Data items:

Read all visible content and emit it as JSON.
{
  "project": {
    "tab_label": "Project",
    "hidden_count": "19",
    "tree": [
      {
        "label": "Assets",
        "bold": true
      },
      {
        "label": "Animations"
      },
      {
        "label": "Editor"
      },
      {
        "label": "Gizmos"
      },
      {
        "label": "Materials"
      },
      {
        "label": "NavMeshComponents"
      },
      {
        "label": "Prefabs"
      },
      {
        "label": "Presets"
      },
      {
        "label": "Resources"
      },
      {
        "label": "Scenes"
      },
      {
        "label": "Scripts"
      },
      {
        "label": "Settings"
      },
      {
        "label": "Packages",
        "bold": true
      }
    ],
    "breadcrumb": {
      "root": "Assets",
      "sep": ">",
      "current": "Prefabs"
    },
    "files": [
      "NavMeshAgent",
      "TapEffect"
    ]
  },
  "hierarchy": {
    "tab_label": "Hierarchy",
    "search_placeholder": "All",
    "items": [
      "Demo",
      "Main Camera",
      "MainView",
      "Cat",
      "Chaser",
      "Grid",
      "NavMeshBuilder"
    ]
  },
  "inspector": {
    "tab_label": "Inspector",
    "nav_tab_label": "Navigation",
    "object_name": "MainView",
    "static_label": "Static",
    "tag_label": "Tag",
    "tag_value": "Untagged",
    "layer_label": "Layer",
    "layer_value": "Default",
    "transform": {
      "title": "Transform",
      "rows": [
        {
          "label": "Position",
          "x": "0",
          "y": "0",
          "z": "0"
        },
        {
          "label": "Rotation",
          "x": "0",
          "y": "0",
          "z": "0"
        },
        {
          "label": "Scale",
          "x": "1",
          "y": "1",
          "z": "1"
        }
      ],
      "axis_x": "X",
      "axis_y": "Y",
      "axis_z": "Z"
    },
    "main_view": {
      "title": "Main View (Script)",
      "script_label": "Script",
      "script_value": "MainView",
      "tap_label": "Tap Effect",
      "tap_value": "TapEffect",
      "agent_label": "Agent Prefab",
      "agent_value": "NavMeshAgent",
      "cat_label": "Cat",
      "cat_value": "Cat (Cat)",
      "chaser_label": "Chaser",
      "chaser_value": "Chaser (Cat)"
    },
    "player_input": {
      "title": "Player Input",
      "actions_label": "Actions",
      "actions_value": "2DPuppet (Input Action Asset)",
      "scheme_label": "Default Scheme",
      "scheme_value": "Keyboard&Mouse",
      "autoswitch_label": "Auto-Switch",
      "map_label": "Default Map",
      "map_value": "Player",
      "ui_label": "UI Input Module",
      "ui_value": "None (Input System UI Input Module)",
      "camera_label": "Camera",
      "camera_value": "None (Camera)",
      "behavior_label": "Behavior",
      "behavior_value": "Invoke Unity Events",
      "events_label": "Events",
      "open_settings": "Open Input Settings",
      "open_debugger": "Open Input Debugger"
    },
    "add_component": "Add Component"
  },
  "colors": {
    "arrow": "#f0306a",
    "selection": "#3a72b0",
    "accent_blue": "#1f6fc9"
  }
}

__INSTRUCTIONS FOR THE TASK__
Faithfully reproduce all of the records, character for character.

__SOLUTION FOR THIS TASK__
Read all visible content and emit it as JSON.
{
  "project": {
    "tab_label": "Project",
    "hidden_count": "19",
    "tree": [
      {
        "label": "Assets",
        "bold": true
      },
      {
        "label": "Animations"
      },
      {
        "label": "Editor"
      },
      {
        "label": "Gizmos"
      },
      {
        "label": "Materials"
      },
      {
        "label": "NavMeshComponents"
      },
      {
        "label": "Prefabs"
      },
      {
        "label": "Presets"
      },
      {
        "label": "Resources"
      },
      {
        "label": "Scenes"
      },
      {
        "label": "Scripts"
      },
      {
        "label": "Settings"
      },
      {
        "label": "Packages",
        "bold": true
      }
    ],
    "breadcrumb": {
      "root": "Assets",
      "sep": ">",
      "current": "Prefabs"
    },
    "files": [
      "NavMeshAgent",
      "TapEffect"
    ]
  },
  "hierarchy": {
    "tab_label": "Hierarchy",
    "search_placeholder": "All",
    "items": [
      "Demo",
      "Main Camera",
      "MainView",
      "Cat",
      "Chaser",
      "Grid",
      "NavMeshBuilder"
    ]
  },
  "inspector": {
    "tab_label": "Inspector",
    "nav_tab_label": "Navigation",
    "object_name": "MainView",
    "static_label": "Static",
    "tag_label": "Tag",
    "tag_value": "Untagged",
    "layer_label": "Layer",
    "layer_value": "Default",
    "transform": {
      "title": "Transform",
      "rows": [
        {
          "label": "Position",
          "x": "0",
          "y": "0",
          "z": "0"
        },
        {
          "label": "Rotation",
          "x": "0",
          "y": "0",
          "z": "0"
        },
        {
          "label": "Scale",
          "x": "1",
          "y": "1",
          "z": "1"
        }
      ],
      "axis_x": "X",
      "axis_y": "Y",
      "axis_z": "Z"
    },
    "main_view": {
      "title": "Main View (Script)",
      "script_label": "Script",
      "script_value": "MainView",
      "tap_label": "Tap Effect",
      "tap_value": "TapEffect",
      "agent_label": "Agent Prefab",
      "agent_value": "NavMeshAgent",
      "cat_label": "Cat",
      "cat_value": "Cat (Cat)",
      "chaser_label": "Chaser",
      "chaser_value": "Chaser (Cat)"
    },
    "player_input": {
      "title": "Player Input",
      "actions_label": "Actions",
      "actions_value": "2DPuppet (Input Action Asset)",
      "scheme_label": "Default Scheme",
      "scheme_value": "Keyboard&Mouse",
      "autoswitch_label": "Auto-Switch",
      "map_label": "Default Map",
      "map_value": "Player",
      "ui_label": "UI Input Module",
      "ui_value": "None (Input System UI Input Module)",
      "camera_label": "Camera",
      "camera_value": "None (Camera)",
      "behavior_label": "Behavior",
      "behavior_value": "Invoke Unity Events",
      "events_label": "Events",
      "open_settings": "Open Input Settings",
      "open_debugger": "Open Input Debugger"
    },
    "add_component": "Add Component"
  },
  "colors": {
    "arrow": "#f0306a",
    "selection": "#3a72b0",
    "accent_blue": "#1f6fc9"
  }
}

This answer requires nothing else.